[Excerpts from a figure dataset]
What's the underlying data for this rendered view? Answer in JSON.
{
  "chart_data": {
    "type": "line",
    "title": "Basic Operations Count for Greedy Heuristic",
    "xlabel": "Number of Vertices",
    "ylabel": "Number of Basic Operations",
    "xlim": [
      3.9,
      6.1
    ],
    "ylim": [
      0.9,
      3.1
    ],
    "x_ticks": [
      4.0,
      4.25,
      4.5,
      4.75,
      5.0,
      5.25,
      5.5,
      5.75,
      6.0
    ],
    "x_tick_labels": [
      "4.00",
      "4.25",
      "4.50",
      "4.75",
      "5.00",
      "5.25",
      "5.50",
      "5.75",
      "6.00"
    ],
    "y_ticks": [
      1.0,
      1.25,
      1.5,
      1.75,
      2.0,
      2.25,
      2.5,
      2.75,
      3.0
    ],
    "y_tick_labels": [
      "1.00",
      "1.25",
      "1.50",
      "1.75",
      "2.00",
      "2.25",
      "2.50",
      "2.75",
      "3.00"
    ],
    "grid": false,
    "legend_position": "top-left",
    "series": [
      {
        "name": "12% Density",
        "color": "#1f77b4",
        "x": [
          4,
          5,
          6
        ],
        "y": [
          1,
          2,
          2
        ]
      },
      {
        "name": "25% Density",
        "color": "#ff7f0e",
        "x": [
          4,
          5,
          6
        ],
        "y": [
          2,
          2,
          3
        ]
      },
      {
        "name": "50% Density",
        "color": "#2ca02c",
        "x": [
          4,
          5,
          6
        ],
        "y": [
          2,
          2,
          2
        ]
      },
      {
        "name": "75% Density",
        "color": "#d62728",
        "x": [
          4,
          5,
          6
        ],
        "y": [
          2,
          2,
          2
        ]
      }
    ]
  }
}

**EXERCISE GOAL**
Which lines in the listing above hold the word "color"? Show each of them.

**EXERCISE RESPONSE**
        "color": "#1f77b4",
        "color": "#ff7f0e",
        "color": "#2ca02c",
        "color": "#d62728",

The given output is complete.